= Task statement =
Pick every line with "xlabel" from the material below.

= Records provided =
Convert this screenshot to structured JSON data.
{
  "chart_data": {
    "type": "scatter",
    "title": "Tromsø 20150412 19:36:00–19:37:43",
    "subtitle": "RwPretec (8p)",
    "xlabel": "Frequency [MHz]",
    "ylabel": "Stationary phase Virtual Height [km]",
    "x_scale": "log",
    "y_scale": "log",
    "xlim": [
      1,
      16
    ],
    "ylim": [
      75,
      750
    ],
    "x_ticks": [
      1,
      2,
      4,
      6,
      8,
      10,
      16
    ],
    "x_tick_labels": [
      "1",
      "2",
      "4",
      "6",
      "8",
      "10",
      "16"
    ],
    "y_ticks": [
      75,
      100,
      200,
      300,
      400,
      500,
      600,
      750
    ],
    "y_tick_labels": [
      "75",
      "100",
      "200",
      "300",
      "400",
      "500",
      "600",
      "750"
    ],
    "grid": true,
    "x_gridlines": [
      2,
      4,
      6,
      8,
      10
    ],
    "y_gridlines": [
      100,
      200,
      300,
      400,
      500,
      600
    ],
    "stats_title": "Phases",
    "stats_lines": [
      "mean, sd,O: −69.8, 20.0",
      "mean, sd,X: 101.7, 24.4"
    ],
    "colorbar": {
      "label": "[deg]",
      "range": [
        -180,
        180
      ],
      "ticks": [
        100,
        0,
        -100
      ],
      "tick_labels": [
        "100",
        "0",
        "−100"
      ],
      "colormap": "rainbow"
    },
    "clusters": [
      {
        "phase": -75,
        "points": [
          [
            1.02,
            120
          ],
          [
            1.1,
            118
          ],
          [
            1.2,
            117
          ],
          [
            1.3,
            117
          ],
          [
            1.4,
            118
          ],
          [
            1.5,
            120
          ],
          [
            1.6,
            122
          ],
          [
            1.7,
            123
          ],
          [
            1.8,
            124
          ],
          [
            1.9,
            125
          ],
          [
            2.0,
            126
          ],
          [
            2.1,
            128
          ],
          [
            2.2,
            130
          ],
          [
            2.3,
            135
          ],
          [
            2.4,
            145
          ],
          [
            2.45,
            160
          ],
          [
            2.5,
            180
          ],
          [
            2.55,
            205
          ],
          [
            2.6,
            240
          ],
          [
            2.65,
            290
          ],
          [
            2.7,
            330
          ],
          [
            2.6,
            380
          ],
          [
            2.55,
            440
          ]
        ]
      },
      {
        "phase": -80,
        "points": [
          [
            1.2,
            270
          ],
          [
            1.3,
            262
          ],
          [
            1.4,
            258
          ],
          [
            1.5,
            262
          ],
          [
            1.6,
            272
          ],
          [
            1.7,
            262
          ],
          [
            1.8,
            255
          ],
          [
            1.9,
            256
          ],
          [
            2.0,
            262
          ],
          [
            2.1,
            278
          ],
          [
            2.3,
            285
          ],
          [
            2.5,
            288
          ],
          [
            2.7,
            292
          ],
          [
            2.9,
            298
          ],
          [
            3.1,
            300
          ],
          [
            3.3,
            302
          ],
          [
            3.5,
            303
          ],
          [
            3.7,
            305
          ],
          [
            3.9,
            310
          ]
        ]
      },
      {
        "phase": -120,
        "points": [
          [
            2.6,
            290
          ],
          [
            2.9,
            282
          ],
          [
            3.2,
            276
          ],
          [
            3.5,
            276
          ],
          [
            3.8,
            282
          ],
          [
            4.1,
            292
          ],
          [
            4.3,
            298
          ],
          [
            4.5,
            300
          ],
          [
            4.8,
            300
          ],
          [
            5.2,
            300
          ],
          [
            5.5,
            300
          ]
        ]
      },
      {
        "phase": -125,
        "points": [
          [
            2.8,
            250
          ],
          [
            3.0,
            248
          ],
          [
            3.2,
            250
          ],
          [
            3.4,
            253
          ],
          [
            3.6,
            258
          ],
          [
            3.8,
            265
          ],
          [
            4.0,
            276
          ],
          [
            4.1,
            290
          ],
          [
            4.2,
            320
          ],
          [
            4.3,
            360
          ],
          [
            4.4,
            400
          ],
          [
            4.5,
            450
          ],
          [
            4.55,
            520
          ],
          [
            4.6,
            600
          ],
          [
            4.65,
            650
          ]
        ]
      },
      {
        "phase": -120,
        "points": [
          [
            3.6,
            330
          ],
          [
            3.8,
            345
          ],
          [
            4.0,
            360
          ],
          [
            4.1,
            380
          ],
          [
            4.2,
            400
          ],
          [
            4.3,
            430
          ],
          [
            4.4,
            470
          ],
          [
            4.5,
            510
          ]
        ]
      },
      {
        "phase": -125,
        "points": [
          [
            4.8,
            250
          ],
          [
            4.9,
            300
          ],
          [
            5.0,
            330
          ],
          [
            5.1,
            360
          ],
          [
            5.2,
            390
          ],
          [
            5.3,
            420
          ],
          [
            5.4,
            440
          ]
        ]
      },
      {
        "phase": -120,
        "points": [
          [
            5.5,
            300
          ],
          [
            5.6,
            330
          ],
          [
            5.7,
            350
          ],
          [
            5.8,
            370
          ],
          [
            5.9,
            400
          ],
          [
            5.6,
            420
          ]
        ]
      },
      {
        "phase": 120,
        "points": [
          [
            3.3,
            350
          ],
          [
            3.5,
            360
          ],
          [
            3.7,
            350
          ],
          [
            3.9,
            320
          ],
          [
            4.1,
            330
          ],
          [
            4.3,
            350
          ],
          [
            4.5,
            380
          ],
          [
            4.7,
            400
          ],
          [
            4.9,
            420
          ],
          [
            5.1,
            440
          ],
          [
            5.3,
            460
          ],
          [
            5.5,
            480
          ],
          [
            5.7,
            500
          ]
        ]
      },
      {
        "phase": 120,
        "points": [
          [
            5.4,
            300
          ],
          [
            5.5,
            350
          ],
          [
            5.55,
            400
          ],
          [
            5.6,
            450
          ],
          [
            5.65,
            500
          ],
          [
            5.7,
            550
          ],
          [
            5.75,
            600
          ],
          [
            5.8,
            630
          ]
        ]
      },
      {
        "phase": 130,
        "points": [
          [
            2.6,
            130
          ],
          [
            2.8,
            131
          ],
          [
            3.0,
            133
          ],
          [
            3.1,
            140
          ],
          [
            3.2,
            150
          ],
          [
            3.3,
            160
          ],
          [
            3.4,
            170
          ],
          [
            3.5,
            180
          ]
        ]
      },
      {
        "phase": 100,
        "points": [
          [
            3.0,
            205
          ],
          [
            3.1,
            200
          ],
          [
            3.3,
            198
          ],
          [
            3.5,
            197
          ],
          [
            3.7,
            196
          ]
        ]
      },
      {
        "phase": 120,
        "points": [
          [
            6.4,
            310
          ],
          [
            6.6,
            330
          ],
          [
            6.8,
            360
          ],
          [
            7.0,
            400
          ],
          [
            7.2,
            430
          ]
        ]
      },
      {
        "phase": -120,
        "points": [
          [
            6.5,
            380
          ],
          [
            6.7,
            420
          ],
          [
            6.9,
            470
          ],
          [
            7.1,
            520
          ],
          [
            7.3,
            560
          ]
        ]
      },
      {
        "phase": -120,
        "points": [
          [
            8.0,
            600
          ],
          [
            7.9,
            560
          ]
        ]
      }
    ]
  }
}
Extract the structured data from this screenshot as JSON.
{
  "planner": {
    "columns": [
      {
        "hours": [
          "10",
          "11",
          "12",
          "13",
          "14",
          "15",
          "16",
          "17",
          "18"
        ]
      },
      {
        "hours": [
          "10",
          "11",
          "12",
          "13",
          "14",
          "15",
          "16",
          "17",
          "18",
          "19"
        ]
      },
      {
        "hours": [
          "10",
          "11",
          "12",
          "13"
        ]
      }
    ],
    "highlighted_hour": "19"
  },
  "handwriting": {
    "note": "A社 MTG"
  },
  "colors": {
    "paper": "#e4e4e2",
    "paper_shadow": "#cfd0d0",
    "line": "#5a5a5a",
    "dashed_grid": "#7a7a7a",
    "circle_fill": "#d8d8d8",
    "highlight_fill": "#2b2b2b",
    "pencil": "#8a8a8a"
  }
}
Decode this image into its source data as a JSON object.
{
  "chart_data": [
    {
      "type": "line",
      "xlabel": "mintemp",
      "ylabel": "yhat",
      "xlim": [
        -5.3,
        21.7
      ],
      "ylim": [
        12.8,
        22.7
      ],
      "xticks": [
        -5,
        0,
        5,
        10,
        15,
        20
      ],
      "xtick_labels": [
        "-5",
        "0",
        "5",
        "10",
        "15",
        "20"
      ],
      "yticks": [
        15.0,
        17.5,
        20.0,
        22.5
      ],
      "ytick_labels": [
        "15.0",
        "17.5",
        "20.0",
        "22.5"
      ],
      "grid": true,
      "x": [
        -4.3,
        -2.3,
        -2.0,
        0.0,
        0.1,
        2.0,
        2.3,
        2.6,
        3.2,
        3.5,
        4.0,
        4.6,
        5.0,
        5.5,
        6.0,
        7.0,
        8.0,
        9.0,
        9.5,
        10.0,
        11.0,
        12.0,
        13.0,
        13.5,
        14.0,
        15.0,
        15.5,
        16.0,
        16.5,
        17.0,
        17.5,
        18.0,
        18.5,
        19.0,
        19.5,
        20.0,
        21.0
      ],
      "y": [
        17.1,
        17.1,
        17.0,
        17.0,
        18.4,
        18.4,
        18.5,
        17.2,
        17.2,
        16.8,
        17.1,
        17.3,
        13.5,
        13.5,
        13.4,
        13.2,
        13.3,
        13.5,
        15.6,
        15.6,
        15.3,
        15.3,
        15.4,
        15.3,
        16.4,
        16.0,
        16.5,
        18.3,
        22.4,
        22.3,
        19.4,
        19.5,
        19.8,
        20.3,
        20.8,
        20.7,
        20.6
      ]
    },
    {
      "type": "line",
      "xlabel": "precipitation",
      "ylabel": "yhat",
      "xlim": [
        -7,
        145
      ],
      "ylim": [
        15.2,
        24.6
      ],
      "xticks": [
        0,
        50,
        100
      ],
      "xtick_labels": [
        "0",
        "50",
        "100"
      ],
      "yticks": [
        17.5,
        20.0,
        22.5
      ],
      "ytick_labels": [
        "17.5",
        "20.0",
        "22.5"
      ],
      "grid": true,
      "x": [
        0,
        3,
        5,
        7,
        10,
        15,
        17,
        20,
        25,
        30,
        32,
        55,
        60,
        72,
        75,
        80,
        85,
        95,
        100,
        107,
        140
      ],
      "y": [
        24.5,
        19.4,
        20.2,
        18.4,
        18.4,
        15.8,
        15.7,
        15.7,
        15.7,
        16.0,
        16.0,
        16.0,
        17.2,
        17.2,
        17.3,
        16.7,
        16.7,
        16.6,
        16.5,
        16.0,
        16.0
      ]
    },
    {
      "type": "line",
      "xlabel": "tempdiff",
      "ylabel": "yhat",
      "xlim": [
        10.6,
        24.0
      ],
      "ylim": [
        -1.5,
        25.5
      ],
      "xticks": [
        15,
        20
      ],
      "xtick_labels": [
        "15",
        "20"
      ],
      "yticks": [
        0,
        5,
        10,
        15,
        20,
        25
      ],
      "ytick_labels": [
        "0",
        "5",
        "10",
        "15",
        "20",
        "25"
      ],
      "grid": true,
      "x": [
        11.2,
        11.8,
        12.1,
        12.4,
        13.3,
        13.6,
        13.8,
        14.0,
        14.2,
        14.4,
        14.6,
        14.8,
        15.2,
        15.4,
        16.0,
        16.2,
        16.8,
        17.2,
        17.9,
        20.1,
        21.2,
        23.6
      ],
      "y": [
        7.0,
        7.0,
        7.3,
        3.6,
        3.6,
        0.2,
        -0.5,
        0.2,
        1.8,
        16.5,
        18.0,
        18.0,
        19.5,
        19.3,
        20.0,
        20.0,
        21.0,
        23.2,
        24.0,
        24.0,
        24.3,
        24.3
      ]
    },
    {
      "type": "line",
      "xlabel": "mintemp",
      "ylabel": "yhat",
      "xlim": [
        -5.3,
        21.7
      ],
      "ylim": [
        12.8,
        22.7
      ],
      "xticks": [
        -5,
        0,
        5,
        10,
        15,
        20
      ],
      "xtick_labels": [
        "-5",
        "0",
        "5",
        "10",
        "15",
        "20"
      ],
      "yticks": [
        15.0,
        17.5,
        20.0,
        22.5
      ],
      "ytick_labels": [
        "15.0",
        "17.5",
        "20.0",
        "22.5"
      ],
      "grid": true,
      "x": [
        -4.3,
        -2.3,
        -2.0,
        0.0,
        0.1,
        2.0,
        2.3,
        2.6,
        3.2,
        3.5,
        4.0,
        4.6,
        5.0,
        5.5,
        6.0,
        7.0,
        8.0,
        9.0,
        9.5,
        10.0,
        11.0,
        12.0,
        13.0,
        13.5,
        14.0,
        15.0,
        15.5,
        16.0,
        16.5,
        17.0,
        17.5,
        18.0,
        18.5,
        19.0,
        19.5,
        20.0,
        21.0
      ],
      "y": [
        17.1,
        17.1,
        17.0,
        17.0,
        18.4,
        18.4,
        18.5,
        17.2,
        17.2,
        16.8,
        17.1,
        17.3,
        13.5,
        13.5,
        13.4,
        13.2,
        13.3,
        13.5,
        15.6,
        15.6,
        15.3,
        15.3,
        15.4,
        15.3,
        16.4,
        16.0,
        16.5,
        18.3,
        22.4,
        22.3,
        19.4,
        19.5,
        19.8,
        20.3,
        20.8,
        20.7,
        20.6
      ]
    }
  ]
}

= Answer to this task =
    "xlabel": "Frequency [MHz]",
      "xlabel": "mintemp",
      "xlabel": "precipitation",
      "xlabel": "tempdiff",
      "xlabel": "mintemp",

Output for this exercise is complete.